* [WORK REQUIRED]: Leave out any pictures and transcribe all other data below exactly.

Entries from a visual dataset:
***
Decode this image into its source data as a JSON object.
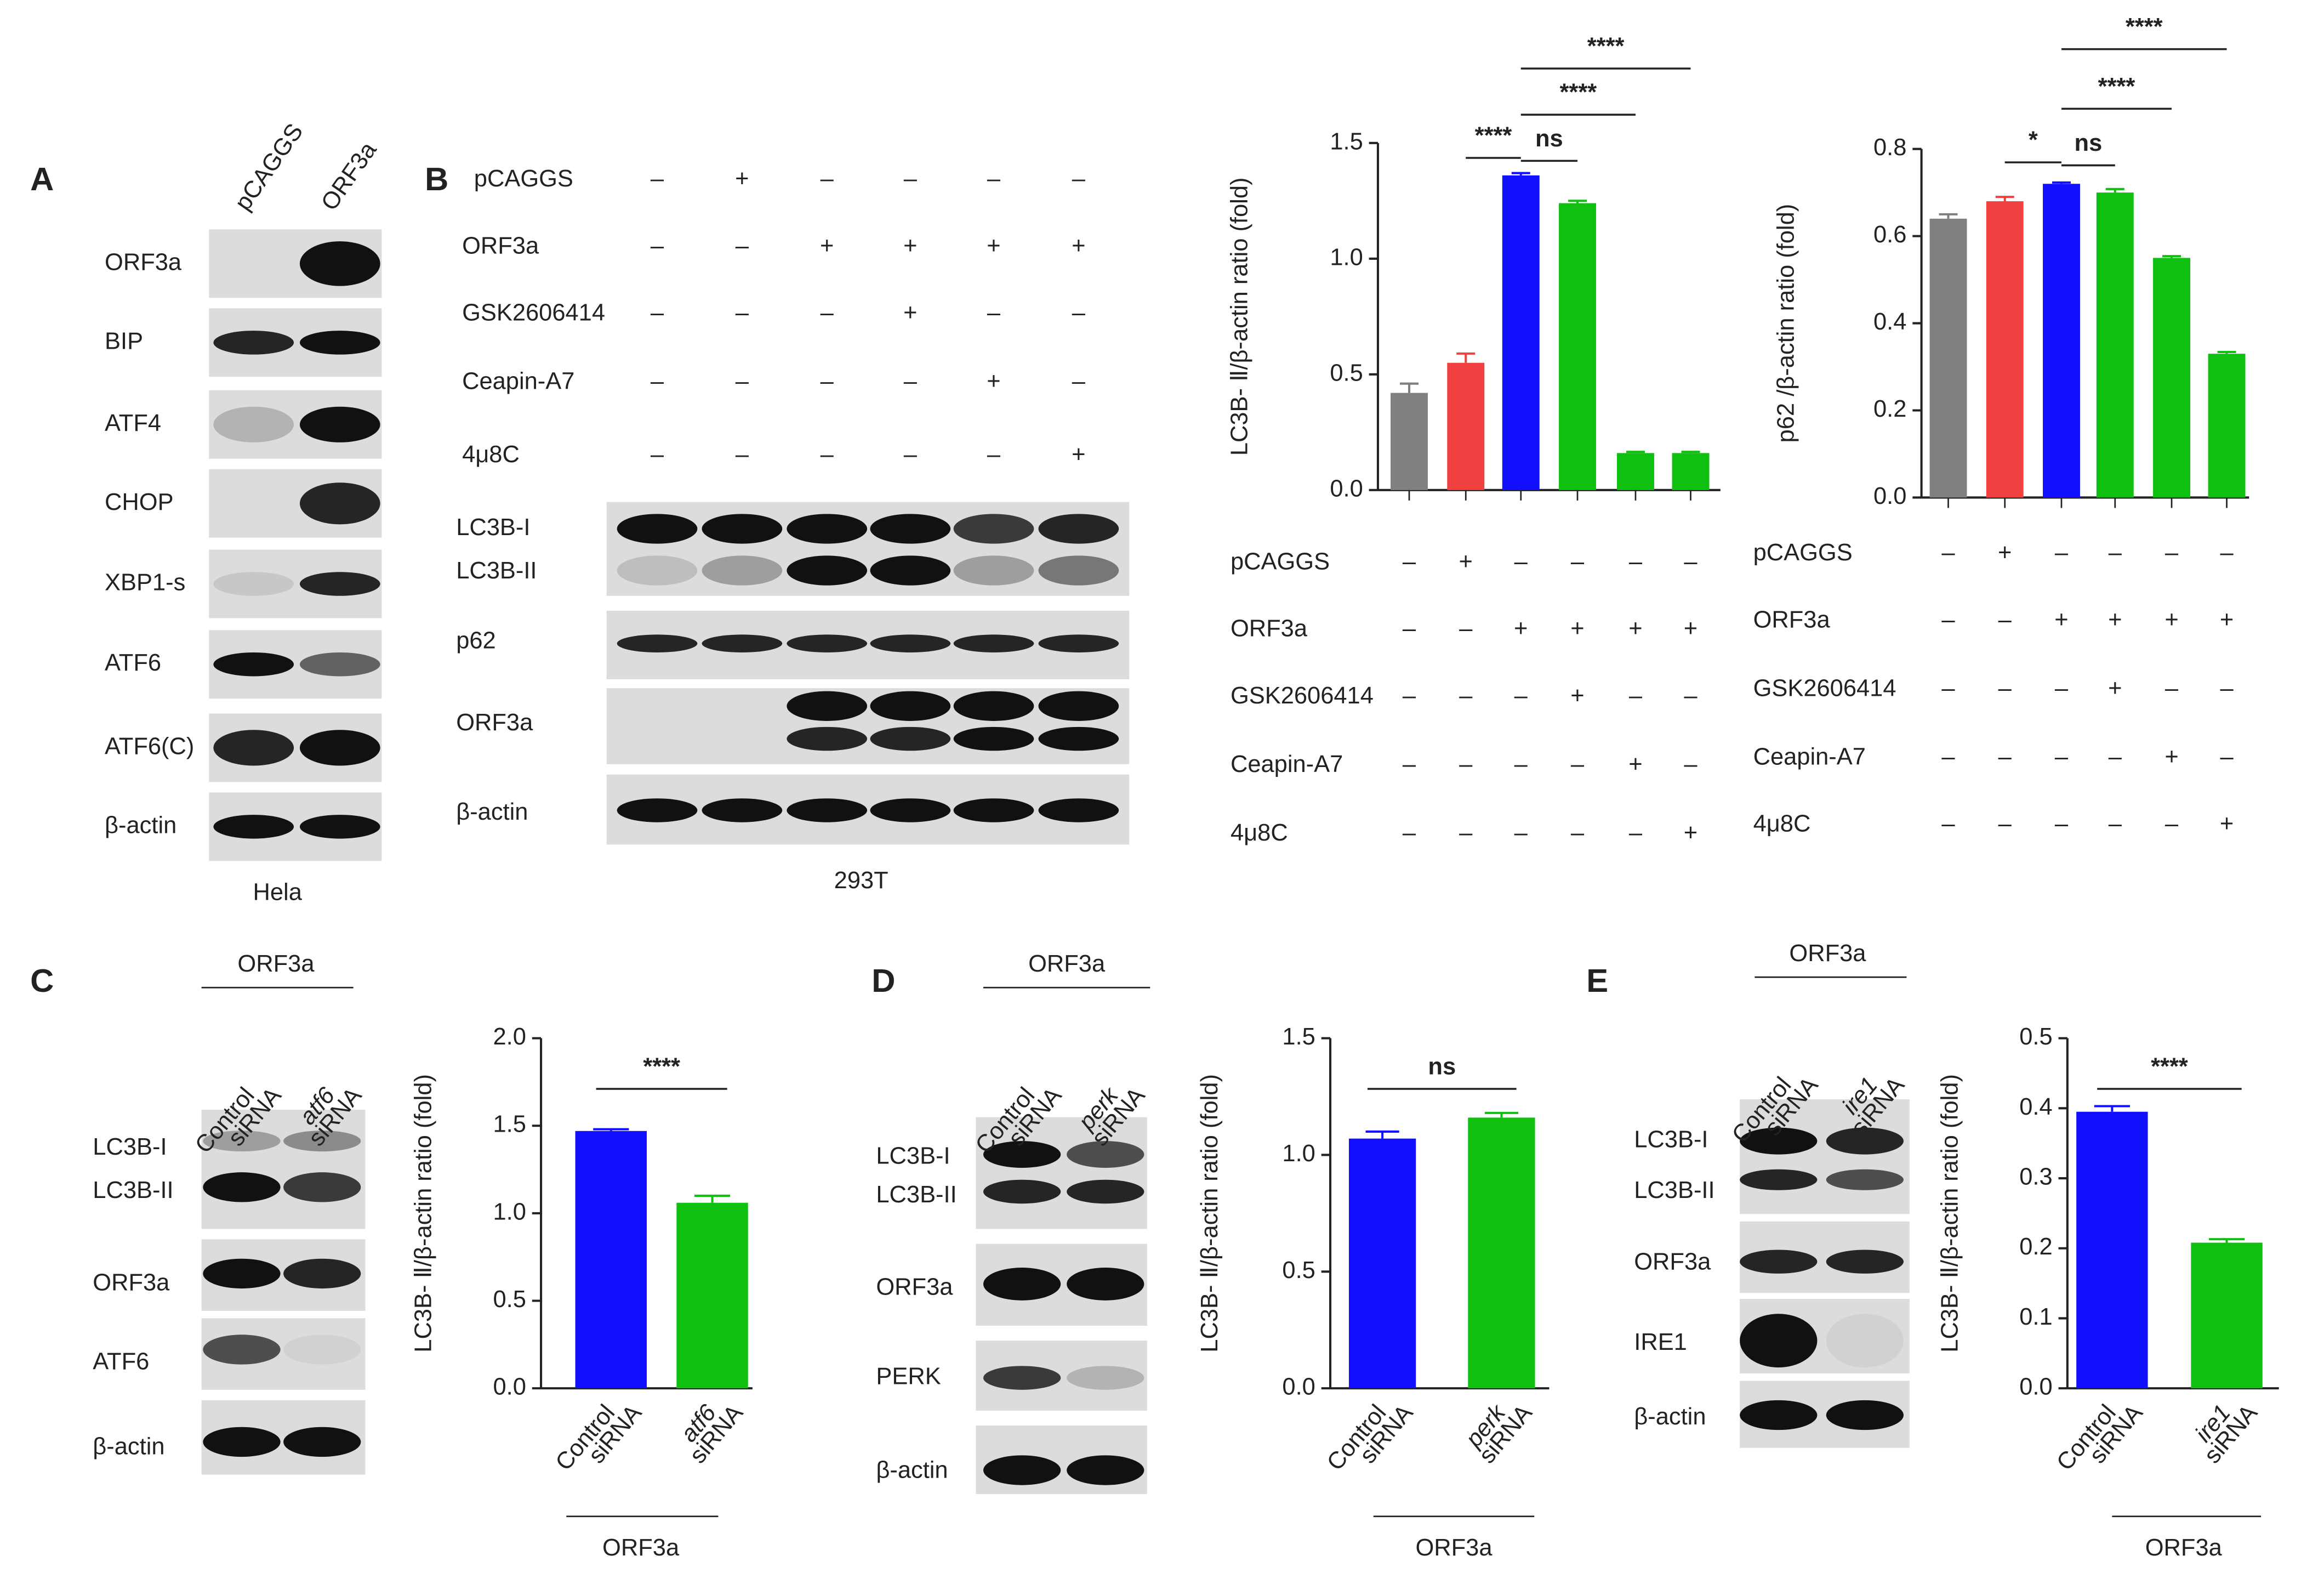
{
  "panel_letters": [
    "A",
    "B",
    "C",
    "D",
    "E"
  ],
  "blots": {
    "A": {
      "lanes": [
        "pCAGGS",
        "ORF3a"
      ],
      "rows": [
        "ORF3a",
        "BIP",
        "ATF4",
        "CHOP",
        "XBP1-s",
        "ATF6",
        "ATF6(C)",
        "β-actin"
      ],
      "cell_line": "Hela"
    },
    "B": {
      "treatments": [
        {
          "name": "pCAGGS",
          "signs": [
            "–",
            "+",
            "–",
            "–",
            "–",
            "–"
          ]
        },
        {
          "name": "ORF3a",
          "signs": [
            "–",
            "–",
            "+",
            "+",
            "+",
            "+"
          ]
        },
        {
          "name": "GSK2606414",
          "signs": [
            "–",
            "–",
            "–",
            "+",
            "–",
            "–"
          ]
        },
        {
          "name": "Ceapin-A7",
          "signs": [
            "–",
            "–",
            "–",
            "–",
            "+",
            "–"
          ]
        },
        {
          "name": "4μ8C",
          "signs": [
            "–",
            "–",
            "–",
            "–",
            "–",
            "+"
          ]
        }
      ],
      "rows": [
        "LC3B-I",
        "LC3B-II",
        "p62",
        "ORF3a",
        "β-actin"
      ],
      "cell_line": "293T"
    },
    "C": {
      "group": "ORF3a",
      "lanes": [
        [
          "Control",
          "siRNA"
        ],
        [
          "atf6",
          "siRNA"
        ]
      ],
      "rows": [
        "LC3B-I",
        "LC3B-II",
        "ORF3a",
        "ATF6",
        "β-actin"
      ]
    },
    "D": {
      "group": "ORF3a",
      "lanes": [
        [
          "Control",
          "siRNA"
        ],
        [
          "perk",
          "siRNA"
        ]
      ],
      "rows": [
        "LC3B-I",
        "LC3B-II",
        "ORF3a",
        "PERK",
        "β-actin"
      ]
    },
    "E": {
      "group": "ORF3a",
      "lanes": [
        [
          "Control",
          "siRNA"
        ],
        [
          "ire1",
          "siRNA"
        ]
      ],
      "rows": [
        "LC3B-I",
        "LC3B-II",
        "ORF3a",
        "IRE1",
        "β-actin"
      ]
    }
  },
  "chart_data": [
    {
      "type": "bar",
      "y_label": "LC3B- Ⅱ/β-actin ratio (fold)",
      "ylim": [
        0,
        1.5
      ],
      "yticks": [
        {
          "value": 0,
          "label": "0.0"
        },
        0.5,
        {
          "value": 1,
          "label": "1.0"
        },
        1.5
      ],
      "values": [
        0.42,
        0.55,
        1.36,
        1.24,
        0.16,
        0.16
      ],
      "errors": [
        0.04,
        0.04,
        0.01,
        0.01,
        0.005,
        0.005
      ],
      "colors": [
        "#808080",
        "#f04040",
        "#1010ff",
        "#10c010",
        "#10c010",
        "#10c010"
      ],
      "comparisons": [
        {
          "bars": [
            1,
            2
          ],
          "label": "****"
        },
        {
          "bars": [
            2,
            3
          ],
          "label": "ns"
        },
        {
          "bars": [
            2,
            4
          ],
          "label": "****"
        },
        {
          "bars": [
            2,
            5
          ],
          "label": "****"
        }
      ],
      "treatments": [
        {
          "name": "pCAGGS",
          "signs": [
            "–",
            "+",
            "–",
            "–",
            "–",
            "–"
          ]
        },
        {
          "name": "ORF3a",
          "signs": [
            "–",
            "–",
            "+",
            "+",
            "+",
            "+"
          ]
        },
        {
          "name": "GSK2606414",
          "signs": [
            "–",
            "–",
            "–",
            "+",
            "–",
            "–"
          ]
        },
        {
          "name": "Ceapin-A7",
          "signs": [
            "–",
            "–",
            "–",
            "–",
            "+",
            "–"
          ]
        },
        {
          "name": "4μ8C",
          "signs": [
            "–",
            "–",
            "–",
            "–",
            "–",
            "+"
          ]
        }
      ]
    },
    {
      "type": "bar",
      "y_label": "p62 /β-actin ratio (fold)",
      "ylim": [
        0,
        0.8
      ],
      "yticks": [
        {
          "value": 0,
          "label": "0.0"
        },
        0.2,
        0.4,
        0.6,
        0.8
      ],
      "values": [
        0.64,
        0.68,
        0.72,
        0.7,
        0.55,
        0.33
      ],
      "errors": [
        0.01,
        0.01,
        0.003,
        0.008,
        0.004,
        0.004
      ],
      "colors": [
        "#808080",
        "#f04040",
        "#1010ff",
        "#10c010",
        "#10c010",
        "#10c010"
      ],
      "comparisons": [
        {
          "bars": [
            1,
            2
          ],
          "label": "*"
        },
        {
          "bars": [
            2,
            3
          ],
          "label": "ns"
        },
        {
          "bars": [
            2,
            4
          ],
          "label": "****"
        },
        {
          "bars": [
            2,
            5
          ],
          "label": "****"
        }
      ],
      "treatments": [
        {
          "name": "pCAGGS",
          "signs": [
            "–",
            "+",
            "–",
            "–",
            "–",
            "–"
          ]
        },
        {
          "name": "ORF3a",
          "signs": [
            "–",
            "–",
            "+",
            "+",
            "+",
            "+"
          ]
        },
        {
          "name": "GSK2606414",
          "signs": [
            "–",
            "–",
            "–",
            "+",
            "–",
            "–"
          ]
        },
        {
          "name": "Ceapin-A7",
          "signs": [
            "–",
            "–",
            "–",
            "–",
            "+",
            "–"
          ]
        },
        {
          "name": "4μ8C",
          "signs": [
            "–",
            "–",
            "–",
            "–",
            "–",
            "+"
          ]
        }
      ]
    },
    {
      "type": "bar",
      "y_label": "LC3B- Ⅱ/β-actin ratio (fold)",
      "ylim": [
        0,
        2
      ],
      "yticks": [
        {
          "value": 0,
          "label": "0.0"
        },
        0.5,
        {
          "value": 1,
          "label": "1.0"
        },
        1.5,
        {
          "value": 2,
          "label": "2.0"
        }
      ],
      "values": [
        1.47,
        1.06
      ],
      "errors": [
        0.01,
        0.04
      ],
      "colors": [
        "#1010ff",
        "#10c010"
      ],
      "comparisons": [
        {
          "bars": [
            0,
            1
          ],
          "label": "****"
        }
      ],
      "categories": [
        [
          "Control",
          "siRNA"
        ],
        [
          "atf6",
          "siRNA"
        ]
      ],
      "group": "ORF3a"
    },
    {
      "type": "bar",
      "y_label": "LC3B- Ⅱ/β-actin ratio (fold)",
      "ylim": [
        0,
        1.5
      ],
      "yticks": [
        {
          "value": 0,
          "label": "0.0"
        },
        0.5,
        {
          "value": 1,
          "label": "1.0"
        },
        1.5
      ],
      "values": [
        1.07,
        1.16
      ],
      "errors": [
        0.03,
        0.02
      ],
      "colors": [
        "#1010ff",
        "#10c010"
      ],
      "comparisons": [
        {
          "bars": [
            0,
            1
          ],
          "label": "ns"
        }
      ],
      "categories": [
        [
          "Control",
          "siRNA"
        ],
        [
          "perk",
          "siRNA"
        ]
      ],
      "group": "ORF3a"
    },
    {
      "type": "bar",
      "y_label": "LC3B- Ⅱ/β-actin ratio (fold)",
      "ylim": [
        0,
        0.5
      ],
      "yticks": [
        {
          "value": 0,
          "label": "0.0"
        },
        0.1,
        0.2,
        0.3,
        0.4,
        0.5
      ],
      "values": [
        0.395,
        0.208
      ],
      "errors": [
        0.008,
        0.005
      ],
      "colors": [
        "#1010ff",
        "#10c010"
      ],
      "comparisons": [
        {
          "bars": [
            0,
            1
          ],
          "label": "****"
        }
      ],
      "categories": [
        [
          "Control",
          "siRNA"
        ],
        [
          "ire1",
          "siRNA"
        ]
      ],
      "group": "ORF3a"
    }
  ]
}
***
* [SOLUTION]:
Decode this image into its source data as a JSON object.
{
  "panel_letters": [
    "A",
    "B",
    "C",
    "D",
    "E"
  ],
  "blots": {
    "A": {
      "lanes": [
        "pCAGGS",
        "ORF3a"
      ],
      "rows": [
        "ORF3a",
        "BIP",
        "ATF4",
        "CHOP",
        "XBP1-s",
        "ATF6",
        "ATF6(C)",
        "β-actin"
      ],
      "cell_line": "Hela"
    },
    "B": {
      "treatments": [
        {
          "name": "pCAGGS",
          "signs": [
            "–",
            "+",
            "–",
            "–",
            "–",
            "–"
          ]
        },
        {
          "name": "ORF3a",
          "signs": [
            "–",
            "–",
            "+",
            "+",
            "+",
            "+"
          ]
        },
        {
          "name": "GSK2606414",
          "signs": [
            "–",
            "–",
            "–",
            "+",
            "–",
            "–"
          ]
        },
        {
          "name": "Ceapin-A7",
          "signs": [
            "–",
            "–",
            "–",
            "–",
            "+",
            "–"
          ]
        },
        {
          "name": "4μ8C",
          "signs": [
            "–",
            "–",
            "–",
            "–",
            "–",
            "+"
          ]
        }
      ],
      "rows": [
        "LC3B-I",
        "LC3B-II",
        "p62",
        "ORF3a",
        "β-actin"
      ],
      "cell_line": "293T"
    },
    "C": {
      "group": "ORF3a",
      "lanes": [
        [
          "Control",
          "siRNA"
        ],
        [
          "atf6",
          "siRNA"
        ]
      ],
      "rows": [
        "LC3B-I",
        "LC3B-II",
        "ORF3a",
        "ATF6",
        "β-actin"
      ]
    },
    "D": {
      "group": "ORF3a",
      "lanes": [
        [
          "Control",
          "siRNA"
        ],
        [
          "perk",
          "siRNA"
        ]
      ],
      "rows": [
        "LC3B-I",
        "LC3B-II",
        "ORF3a",
        "PERK",
        "β-actin"
      ]
    },
    "E": {
      "group": "ORF3a",
      "lanes": [
        [
          "Control",
          "siRNA"
        ],
        [
          "ire1",
          "siRNA"
        ]
      ],
      "rows": [
        "LC3B-I",
        "LC3B-II",
        "ORF3a",
        "IRE1",
        "β-actin"
      ]
    }
  },
  "chart_data": [
    {
      "type": "bar",
      "y_label": "LC3B- Ⅱ/β-actin ratio (fold)",
      "ylim": [
        0,
        1.5
      ],
      "yticks": [
        {
          "value": 0,
          "label": "0.0"
        },
        0.5,
        {
          "value": 1,
          "label": "1.0"
        },
        1.5
      ],
      "values": [
        0.42,
        0.55,
        1.36,
        1.24,
        0.16,
        0.16
      ],
      "errors": [
        0.04,
        0.04,
        0.01,
        0.01,
        0.005,
        0.005
      ],
      "colors": [
        "#808080",
        "#f04040",
        "#1010ff",
        "#10c010",
        "#10c010",
        "#10c010"
      ],
      "comparisons": [
        {
          "bars": [
            1,
            2
          ],
          "label": "****"
        },
        {
          "bars": [
            2,
            3
          ],
          "label": "ns"
        },
        {
          "bars": [
            2,
            4
          ],
          "label": "****"
        },
        {
          "bars": [
            2,
            5
          ],
          "label": "****"
        }
      ],
      "treatments": [
        {
          "name": "pCAGGS",
          "signs": [
            "–",
            "+",
            "–",
            "–",
            "–",
            "–"
          ]
        },
        {
          "name": "ORF3a",
          "signs": [
            "–",
            "–",
            "+",
            "+",
            "+",
            "+"
          ]
        },
        {
          "name": "GSK2606414",
          "signs": [
            "–",
            "–",
            "–",
            "+",
            "–",
            "–"
          ]
        },
        {
          "name": "Ceapin-A7",
          "signs": [
            "–",
            "–",
            "–",
            "–",
            "+",
            "–"
          ]
        },
        {
          "name": "4μ8C",
          "signs": [
            "–",
            "–",
            "–",
            "–",
            "–",
            "+"
          ]
        }
      ]
    },
    {
      "type": "bar",
      "y_label": "p62 /β-actin ratio (fold)",
      "ylim": [
        0,
        0.8
      ],
      "yticks": [
        {
          "value": 0,
          "label": "0.0"
        },
        0.2,
        0.4,
        0.6,
        0.8
      ],
      "values": [
        0.64,
        0.68,
        0.72,
        0.7,
        0.55,
        0.33
      ],
      "errors": [
        0.01,
        0.01,
        0.003,
        0.008,
        0.004,
        0.004
      ],
      "colors": [
        "#808080",
        "#f04040",
        "#1010ff",
        "#10c010",
        "#10c010",
        "#10c010"
      ],
      "comparisons": [
        {
          "bars": [
            1,
            2
          ],
          "label": "*"
        },
        {
          "bars": [
            2,
            3
          ],
          "label": "ns"
        },
        {
          "bars": [
            2,
            4
          ],
          "label": "****"
        },
        {
          "bars": [
            2,
            5
          ],
          "label": "****"
        }
      ],
      "treatments": [
        {
          "name": "pCAGGS",
          "signs": [
            "–",
            "+",
            "–",
            "–",
            "–",
            "–"
          ]
        },
        {
          "name": "ORF3a",
          "signs": [
            "–",
            "–",
            "+",
            "+",
            "+",
            "+"
          ]
        },
        {
          "name": "GSK2606414",
          "signs": [
            "–",
            "–",
            "–",
            "+",
            "–",
            "–"
          ]
        },
        {
          "name": "Ceapin-A7",
          "signs": [
            "–",
            "–",
            "–",
            "–",
            "+",
            "–"
          ]
        },
        {
          "name": "4μ8C",
          "signs": [
            "–",
            "–",
            "–",
            "–",
            "–",
            "+"
          ]
        }
      ]
    },
    {
      "type": "bar",
      "y_label": "LC3B- Ⅱ/β-actin ratio (fold)",
      "ylim": [
        0,
        2
      ],
      "yticks": [
        {
          "value": 0,
          "label": "0.0"
        },
        0.5,
        {
          "value": 1,
          "label": "1.0"
        },
        1.5,
        {
          "value": 2,
          "label": "2.0"
        }
      ],
      "values": [
        1.47,
        1.06
      ],
      "errors": [
        0.01,
        0.04
      ],
      "colors": [
        "#1010ff",
        "#10c010"
      ],
      "comparisons": [
        {
          "bars": [
            0,
            1
          ],
          "label": "****"
        }
      ],
      "categories": [
        [
          "Control",
          "siRNA"
        ],
        [
          "atf6",
          "siRNA"
        ]
      ],
      "group": "ORF3a"
    },
    {
      "type": "bar",
      "y_label": "LC3B- Ⅱ/β-actin ratio (fold)",
      "ylim": [
        0,
        1.5
      ],
      "yticks": [
        {
          "value": 0,
          "label": "0.0"
        },
        0.5,
        {
          "value": 1,
          "label": "1.0"
        },
        1.5
      ],
      "values": [
        1.07,
        1.16
      ],
      "errors": [
        0.03,
        0.02
      ],
      "colors": [
        "#1010ff",
        "#10c010"
      ],
      "comparisons": [
        {
          "bars": [
            0,
            1
          ],
          "label": "ns"
        }
      ],
      "categories": [
        [
          "Control",
          "siRNA"
        ],
        [
          "perk",
          "siRNA"
        ]
      ],
      "group": "ORF3a"
    },
    {
      "type": "bar",
      "y_label": "LC3B- Ⅱ/β-actin ratio (fold)",
      "ylim": [
        0,
        0.5
      ],
      "yticks": [
        {
          "value": 0,
          "label": "0.0"
        },
        0.1,
        0.2,
        0.3,
        0.4,
        0.5
      ],
      "values": [
        0.395,
        0.208
      ],
      "errors": [
        0.008,
        0.005
      ],
      "colors": [
        "#1010ff",
        "#10c010"
      ],
      "comparisons": [
        {
          "bars": [
            0,
            1
          ],
          "label": "****"
        }
      ],
      "categories": [
        [
          "Control",
          "siRNA"
        ],
        [
          "ire1",
          "siRNA"
        ]
      ],
      "group": "ORF3a"
    }
  ]
}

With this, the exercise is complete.